■ DATA SHOWN
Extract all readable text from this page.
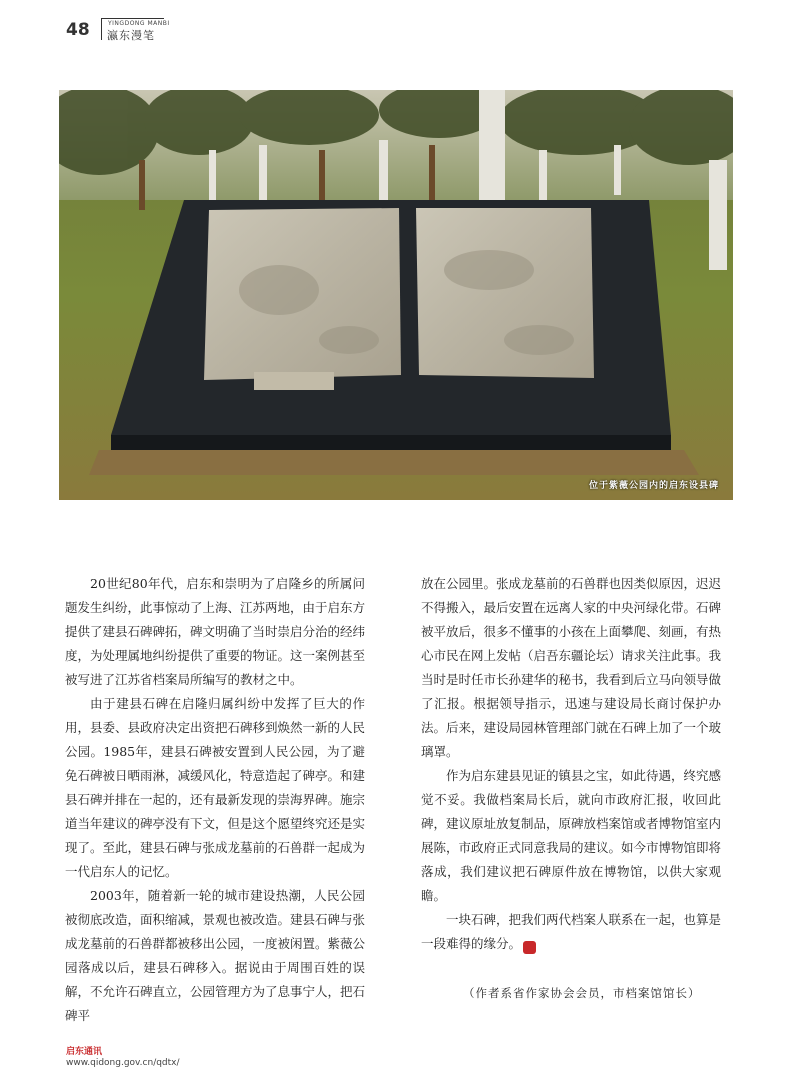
48	YINGDONG MANBI
瀛东漫笔
位于紫薇公园内的启东设县碑

20世纪80年代，启东和崇明为了启隆乡的所属问题发生纠纷，此事惊动了上海、江苏两地，由于启东方提供了建县石碑碑拓，碑文明确了当时崇启分治的经纬度，为处理属地纠纷提供了重要的物证。这一案例甚至被写进了江苏省档案局所编写的教材之中。

由于建县石碑在启隆归属纠纷中发挥了巨大的作用，县委、县政府决定出资把石碑移到焕然一新的人民公园。1985年，建县石碑被安置到人民公园，为了避免石碑被日晒雨淋，减缓风化，特意造起了碑亭。和建县石碑并排在一起的，还有最新发现的崇海界碑。施宗道当年建议的碑亭没有下文，但是这个愿望终究还是实现了。至此，建县石碑与张成龙墓前的石兽群一起成为一代启东人的记忆。

2003年，随着新一轮的城市建设热潮，人民公园被彻底改造，面积缩减，景观也被改造。建县石碑与张成龙墓前的石兽群都被移出公园，一度被闲置。紫薇公园落成以后，建县石碑移入。据说由于周围百姓的误解，不允许石碑直立，公园管理方为了息事宁人，把石碑平

放在公园里。张成龙墓前的石兽群也因类似原因，迟迟不得搬入，最后安置在远离人家的中央河绿化带。石碑被平放后，很多不懂事的小孩在上面攀爬、刻画，有热心市民在网上发帖（启吾东疆论坛）请求关注此事。我当时是时任市长孙建华的秘书，我看到后立马向领导做了汇报。根据领导指示，迅速与建设局长商讨保护办法。后来，建设局园林管理部门就在石碑上加了一个玻璃罩。

作为启东建县见证的镇县之宝，如此待遇，终究感觉不妥。我做档案局长后，就向市政府汇报，收回此碑，建议原址放复制品，原碑放档案馆或者博物馆室内展陈，市政府正式同意我局的建议。如今市博物馆即将落成，我们建议把石碑原件放在博物馆，以供大家观瞻。

一块石碑，把我们两代档案人联系在一起，也算是一段难得的缘分。	启

（作者系省作家协会会员，市档案馆馆长）
启东通讯
www.qidong.gov.cn/qdtx/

■ EXERCISE BRIEF
Omit the pictures. Transcribe every record exactly.

■ COMPLETED EXERCISE
Extract all readable text from this page.
48	YINGDONG MANBI
瀛东漫笔
位于紫薇公园内的启东设县碑

20世纪80年代，启东和崇明为了启隆乡的所属问题发生纠纷，此事惊动了上海、江苏两地，由于启东方提供了建县石碑碑拓，碑文明确了当时崇启分治的经纬度，为处理属地纠纷提供了重要的物证。这一案例甚至被写进了江苏省档案局所编写的教材之中。

由于建县石碑在启隆归属纠纷中发挥了巨大的作用，县委、县政府决定出资把石碑移到焕然一新的人民公园。1985年，建县石碑被安置到人民公园，为了避免石碑被日晒雨淋，减缓风化，特意造起了碑亭。和建县石碑并排在一起的，还有最新发现的崇海界碑。施宗道当年建议的碑亭没有下文，但是这个愿望终究还是实现了。至此，建县石碑与张成龙墓前的石兽群一起成为一代启东人的记忆。

2003年，随着新一轮的城市建设热潮，人民公园被彻底改造，面积缩减，景观也被改造。建县石碑与张成龙墓前的石兽群都被移出公园，一度被闲置。紫薇公园落成以后，建县石碑移入。据说由于周围百姓的误解，不允许石碑直立，公园管理方为了息事宁人，把石碑平

放在公园里。张成龙墓前的石兽群也因类似原因，迟迟不得搬入，最后安置在远离人家的中央河绿化带。石碑被平放后，很多不懂事的小孩在上面攀爬、刻画，有热心市民在网上发帖（启吾东疆论坛）请求关注此事。我当时是时任市长孙建华的秘书，我看到后立马向领导做了汇报。根据领导指示，迅速与建设局长商讨保护办法。后来，建设局园林管理部门就在石碑上加了一个玻璃罩。

作为启东建县见证的镇县之宝，如此待遇，终究感觉不妥。我做档案局长后，就向市政府汇报，收回此碑，建议原址放复制品，原碑放档案馆或者博物馆室内展陈，市政府正式同意我局的建议。如今市博物馆即将落成，我们建议把石碑原件放在博物馆，以供大家观瞻。

一块石碑，把我们两代档案人联系在一起，也算是一段难得的缘分。	启

（作者系省作家协会会员，市档案馆馆长）
启东通讯
www.qidong.gov.cn/qdtx/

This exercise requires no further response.